Required work
Wherever the string "name" appears in a line, extract that line.

Records shown
::::::
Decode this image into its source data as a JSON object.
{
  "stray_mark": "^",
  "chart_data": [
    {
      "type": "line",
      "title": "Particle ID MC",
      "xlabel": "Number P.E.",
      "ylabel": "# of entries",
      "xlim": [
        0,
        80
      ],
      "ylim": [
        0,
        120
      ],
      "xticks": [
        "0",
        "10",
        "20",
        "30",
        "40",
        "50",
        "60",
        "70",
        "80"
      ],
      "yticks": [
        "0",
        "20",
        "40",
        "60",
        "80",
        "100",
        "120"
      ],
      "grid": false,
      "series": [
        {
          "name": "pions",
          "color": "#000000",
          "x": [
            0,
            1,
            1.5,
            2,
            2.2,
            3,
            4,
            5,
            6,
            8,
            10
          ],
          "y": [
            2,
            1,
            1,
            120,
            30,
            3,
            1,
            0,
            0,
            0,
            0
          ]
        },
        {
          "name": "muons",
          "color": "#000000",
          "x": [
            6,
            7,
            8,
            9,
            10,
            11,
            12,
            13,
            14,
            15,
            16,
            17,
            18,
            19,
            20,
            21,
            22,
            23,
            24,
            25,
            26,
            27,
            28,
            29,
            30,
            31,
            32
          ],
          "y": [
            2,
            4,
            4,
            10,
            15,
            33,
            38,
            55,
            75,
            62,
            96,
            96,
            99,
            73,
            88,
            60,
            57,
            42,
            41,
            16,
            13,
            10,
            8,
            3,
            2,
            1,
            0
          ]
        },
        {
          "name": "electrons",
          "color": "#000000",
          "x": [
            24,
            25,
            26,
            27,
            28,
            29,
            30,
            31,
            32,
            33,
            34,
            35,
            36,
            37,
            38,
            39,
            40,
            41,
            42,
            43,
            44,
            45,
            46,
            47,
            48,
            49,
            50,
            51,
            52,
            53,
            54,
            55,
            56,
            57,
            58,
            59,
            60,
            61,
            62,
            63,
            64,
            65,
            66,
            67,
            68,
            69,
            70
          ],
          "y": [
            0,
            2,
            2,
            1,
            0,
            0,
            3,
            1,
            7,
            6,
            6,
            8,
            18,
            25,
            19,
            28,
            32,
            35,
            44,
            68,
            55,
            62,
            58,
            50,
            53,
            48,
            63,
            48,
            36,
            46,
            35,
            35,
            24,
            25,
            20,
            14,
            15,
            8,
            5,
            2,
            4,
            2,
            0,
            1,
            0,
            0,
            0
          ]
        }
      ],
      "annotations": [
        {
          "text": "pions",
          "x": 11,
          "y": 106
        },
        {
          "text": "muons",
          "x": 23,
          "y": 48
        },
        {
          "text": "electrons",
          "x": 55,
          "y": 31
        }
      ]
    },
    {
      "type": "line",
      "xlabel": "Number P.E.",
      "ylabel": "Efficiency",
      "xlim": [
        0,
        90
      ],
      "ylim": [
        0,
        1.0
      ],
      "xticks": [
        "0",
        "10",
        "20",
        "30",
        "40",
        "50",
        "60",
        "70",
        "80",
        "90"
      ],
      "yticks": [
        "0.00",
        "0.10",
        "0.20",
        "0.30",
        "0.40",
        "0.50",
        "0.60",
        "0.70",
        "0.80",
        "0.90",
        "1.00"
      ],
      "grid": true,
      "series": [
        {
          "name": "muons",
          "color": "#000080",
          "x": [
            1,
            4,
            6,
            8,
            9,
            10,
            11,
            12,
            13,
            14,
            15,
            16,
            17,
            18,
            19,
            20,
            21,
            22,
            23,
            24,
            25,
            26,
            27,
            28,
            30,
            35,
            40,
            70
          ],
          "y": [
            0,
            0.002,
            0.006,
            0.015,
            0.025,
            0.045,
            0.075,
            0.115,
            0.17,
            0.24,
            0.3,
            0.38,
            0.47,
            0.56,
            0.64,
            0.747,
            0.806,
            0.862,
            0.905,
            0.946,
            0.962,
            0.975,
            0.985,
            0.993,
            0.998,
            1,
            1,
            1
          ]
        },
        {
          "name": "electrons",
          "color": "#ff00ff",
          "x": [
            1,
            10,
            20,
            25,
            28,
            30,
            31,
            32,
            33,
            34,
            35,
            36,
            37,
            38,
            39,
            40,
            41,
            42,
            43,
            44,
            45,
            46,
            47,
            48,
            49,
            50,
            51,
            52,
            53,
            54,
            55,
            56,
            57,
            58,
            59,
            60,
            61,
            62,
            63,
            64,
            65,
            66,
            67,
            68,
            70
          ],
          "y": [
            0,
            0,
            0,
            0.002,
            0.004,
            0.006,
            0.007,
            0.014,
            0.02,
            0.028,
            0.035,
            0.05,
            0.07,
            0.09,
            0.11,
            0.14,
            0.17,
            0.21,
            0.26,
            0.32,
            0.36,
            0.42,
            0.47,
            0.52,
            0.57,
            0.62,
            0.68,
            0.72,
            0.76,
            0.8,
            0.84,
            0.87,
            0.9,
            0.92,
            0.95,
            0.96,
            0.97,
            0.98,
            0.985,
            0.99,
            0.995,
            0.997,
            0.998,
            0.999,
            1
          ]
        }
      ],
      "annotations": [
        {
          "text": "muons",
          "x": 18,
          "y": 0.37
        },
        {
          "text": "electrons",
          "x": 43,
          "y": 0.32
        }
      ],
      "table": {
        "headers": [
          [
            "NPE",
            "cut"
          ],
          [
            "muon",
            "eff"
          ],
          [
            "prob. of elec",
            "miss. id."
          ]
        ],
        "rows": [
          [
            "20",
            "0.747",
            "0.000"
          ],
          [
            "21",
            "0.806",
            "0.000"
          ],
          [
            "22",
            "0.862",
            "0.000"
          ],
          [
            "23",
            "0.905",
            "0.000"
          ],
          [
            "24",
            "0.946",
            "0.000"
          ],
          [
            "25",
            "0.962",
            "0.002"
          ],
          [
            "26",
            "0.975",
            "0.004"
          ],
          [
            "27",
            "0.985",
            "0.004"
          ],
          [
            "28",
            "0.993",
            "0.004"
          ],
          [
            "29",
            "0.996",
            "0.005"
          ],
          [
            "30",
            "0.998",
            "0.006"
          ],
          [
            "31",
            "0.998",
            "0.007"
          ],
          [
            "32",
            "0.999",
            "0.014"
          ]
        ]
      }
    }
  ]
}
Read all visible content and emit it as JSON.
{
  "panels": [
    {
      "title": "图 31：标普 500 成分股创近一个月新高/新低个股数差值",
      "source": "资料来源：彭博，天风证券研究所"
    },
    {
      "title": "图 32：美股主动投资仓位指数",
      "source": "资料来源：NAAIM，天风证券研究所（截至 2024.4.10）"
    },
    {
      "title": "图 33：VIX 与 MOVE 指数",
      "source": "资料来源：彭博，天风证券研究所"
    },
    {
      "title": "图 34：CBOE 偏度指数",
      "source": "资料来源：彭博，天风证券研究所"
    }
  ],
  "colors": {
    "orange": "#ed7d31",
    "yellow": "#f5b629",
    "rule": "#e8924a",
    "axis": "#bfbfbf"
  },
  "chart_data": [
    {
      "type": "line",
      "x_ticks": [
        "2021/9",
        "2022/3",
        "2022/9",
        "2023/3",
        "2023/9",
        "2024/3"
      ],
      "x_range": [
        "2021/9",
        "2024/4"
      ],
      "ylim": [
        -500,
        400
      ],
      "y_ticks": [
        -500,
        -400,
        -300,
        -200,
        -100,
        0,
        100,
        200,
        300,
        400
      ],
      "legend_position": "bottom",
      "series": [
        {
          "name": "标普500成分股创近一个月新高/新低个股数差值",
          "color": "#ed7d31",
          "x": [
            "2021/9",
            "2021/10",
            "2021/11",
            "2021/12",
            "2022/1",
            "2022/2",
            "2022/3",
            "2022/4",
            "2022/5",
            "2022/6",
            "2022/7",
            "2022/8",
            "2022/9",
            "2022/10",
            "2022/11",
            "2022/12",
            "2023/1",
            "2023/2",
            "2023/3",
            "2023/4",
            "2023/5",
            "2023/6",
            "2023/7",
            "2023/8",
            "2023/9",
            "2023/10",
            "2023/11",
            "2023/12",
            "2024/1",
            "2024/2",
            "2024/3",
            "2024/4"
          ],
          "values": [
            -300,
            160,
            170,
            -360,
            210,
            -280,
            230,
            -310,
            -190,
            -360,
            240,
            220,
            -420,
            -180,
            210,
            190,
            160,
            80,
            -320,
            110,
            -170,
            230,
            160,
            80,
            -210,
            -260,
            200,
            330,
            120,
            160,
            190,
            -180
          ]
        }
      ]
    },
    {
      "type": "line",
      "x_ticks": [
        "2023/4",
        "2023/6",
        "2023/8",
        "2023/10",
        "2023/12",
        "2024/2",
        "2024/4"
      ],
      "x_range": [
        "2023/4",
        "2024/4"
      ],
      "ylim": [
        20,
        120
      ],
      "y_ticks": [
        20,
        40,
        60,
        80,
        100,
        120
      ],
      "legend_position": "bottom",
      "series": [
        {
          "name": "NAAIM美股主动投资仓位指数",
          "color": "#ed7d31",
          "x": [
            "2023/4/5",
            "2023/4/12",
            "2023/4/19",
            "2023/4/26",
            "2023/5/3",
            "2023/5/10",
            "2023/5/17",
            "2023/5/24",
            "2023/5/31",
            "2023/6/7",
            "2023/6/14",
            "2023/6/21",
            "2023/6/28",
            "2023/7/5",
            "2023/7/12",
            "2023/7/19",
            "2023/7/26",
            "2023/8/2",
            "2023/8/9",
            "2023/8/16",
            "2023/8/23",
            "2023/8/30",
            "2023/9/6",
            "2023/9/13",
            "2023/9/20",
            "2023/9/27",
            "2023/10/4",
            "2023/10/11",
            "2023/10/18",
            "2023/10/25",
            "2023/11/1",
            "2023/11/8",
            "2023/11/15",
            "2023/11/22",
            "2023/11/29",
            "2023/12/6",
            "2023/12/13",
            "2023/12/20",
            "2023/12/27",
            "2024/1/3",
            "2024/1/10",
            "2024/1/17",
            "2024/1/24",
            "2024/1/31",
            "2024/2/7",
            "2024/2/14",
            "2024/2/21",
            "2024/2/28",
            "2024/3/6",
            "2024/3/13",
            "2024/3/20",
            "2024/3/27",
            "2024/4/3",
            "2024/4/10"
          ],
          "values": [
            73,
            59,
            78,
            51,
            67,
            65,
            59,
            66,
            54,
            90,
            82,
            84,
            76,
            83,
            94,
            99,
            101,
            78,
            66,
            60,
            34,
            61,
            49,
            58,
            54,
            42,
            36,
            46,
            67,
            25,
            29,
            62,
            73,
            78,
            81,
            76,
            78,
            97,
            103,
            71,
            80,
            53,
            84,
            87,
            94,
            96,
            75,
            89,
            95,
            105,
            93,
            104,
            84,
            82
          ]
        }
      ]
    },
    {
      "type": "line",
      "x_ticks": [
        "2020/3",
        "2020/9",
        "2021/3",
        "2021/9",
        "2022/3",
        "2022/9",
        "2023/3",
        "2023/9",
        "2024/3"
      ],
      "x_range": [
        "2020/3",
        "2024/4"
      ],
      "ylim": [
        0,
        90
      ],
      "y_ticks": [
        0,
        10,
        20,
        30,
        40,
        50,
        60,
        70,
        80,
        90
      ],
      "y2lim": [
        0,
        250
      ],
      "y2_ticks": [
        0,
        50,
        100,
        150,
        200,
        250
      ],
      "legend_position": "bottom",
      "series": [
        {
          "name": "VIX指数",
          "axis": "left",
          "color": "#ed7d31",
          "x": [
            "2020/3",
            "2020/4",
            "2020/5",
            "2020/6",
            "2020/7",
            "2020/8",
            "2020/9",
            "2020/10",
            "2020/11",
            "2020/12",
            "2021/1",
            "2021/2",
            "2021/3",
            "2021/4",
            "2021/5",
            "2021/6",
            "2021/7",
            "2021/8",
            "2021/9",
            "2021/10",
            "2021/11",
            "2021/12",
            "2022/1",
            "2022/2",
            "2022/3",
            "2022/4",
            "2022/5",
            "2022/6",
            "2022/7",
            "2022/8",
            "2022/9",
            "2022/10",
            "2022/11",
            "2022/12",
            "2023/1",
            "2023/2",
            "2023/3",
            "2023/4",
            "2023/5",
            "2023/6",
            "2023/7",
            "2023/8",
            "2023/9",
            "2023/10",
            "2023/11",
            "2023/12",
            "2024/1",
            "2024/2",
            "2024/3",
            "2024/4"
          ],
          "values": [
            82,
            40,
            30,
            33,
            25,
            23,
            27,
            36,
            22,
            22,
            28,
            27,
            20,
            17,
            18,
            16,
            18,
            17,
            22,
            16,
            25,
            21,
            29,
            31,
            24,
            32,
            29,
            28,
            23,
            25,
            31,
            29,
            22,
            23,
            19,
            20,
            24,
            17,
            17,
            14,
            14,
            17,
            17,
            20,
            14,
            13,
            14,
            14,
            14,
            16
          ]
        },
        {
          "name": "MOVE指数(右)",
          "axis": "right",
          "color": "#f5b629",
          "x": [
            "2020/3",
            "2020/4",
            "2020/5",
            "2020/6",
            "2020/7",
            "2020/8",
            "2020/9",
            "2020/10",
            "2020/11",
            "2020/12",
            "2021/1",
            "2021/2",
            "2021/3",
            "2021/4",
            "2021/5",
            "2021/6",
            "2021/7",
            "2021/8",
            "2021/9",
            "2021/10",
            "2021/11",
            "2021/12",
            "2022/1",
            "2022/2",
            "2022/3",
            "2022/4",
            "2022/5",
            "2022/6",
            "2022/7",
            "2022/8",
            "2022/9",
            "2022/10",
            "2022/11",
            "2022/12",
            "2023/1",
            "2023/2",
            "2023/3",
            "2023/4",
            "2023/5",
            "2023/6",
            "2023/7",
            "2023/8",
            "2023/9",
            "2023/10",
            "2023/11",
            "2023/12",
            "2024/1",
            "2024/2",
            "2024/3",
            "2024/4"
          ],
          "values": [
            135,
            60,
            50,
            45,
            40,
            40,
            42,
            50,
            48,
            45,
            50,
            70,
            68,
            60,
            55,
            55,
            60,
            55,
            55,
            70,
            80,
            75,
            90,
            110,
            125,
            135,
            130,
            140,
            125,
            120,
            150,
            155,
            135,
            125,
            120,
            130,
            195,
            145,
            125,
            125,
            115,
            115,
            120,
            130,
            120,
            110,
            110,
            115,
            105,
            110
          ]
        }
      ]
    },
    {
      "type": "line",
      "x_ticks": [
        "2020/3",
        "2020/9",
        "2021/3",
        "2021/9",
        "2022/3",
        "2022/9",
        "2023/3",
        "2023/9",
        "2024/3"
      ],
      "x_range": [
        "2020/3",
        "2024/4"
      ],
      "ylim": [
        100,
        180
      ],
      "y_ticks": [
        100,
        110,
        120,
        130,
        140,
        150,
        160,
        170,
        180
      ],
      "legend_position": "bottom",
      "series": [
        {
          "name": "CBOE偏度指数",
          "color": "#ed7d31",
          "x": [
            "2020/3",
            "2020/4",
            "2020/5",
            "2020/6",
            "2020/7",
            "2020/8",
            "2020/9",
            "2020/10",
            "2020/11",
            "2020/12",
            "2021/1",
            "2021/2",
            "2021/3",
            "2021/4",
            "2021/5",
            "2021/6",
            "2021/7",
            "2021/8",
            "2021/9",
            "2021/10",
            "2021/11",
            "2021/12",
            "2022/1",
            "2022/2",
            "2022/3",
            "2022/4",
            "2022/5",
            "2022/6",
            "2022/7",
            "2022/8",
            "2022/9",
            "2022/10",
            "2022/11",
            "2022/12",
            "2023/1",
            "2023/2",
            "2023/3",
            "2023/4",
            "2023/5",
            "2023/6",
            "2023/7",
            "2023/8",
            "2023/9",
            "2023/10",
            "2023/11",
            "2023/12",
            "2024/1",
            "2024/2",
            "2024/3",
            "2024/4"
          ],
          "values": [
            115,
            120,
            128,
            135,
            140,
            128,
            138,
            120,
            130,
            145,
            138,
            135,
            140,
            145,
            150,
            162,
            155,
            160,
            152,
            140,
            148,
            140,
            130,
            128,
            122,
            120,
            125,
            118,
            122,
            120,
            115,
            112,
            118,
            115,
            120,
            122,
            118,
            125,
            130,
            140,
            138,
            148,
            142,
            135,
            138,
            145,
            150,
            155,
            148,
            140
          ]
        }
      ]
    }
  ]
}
::::::
Task solution
          "name": "pions",
          "name": "muons",
          "name": "electrons",
          "name": "muons",
          "name": "electrons",
          "name": "标普500成分股创近一个月新高/新低个股数差值",
          "name": "NAAIM美股主动投资仓位指数",
          "name": "VIX指数",
          "name": "MOVE指数(右)",
          "name": "CBOE偏度指数",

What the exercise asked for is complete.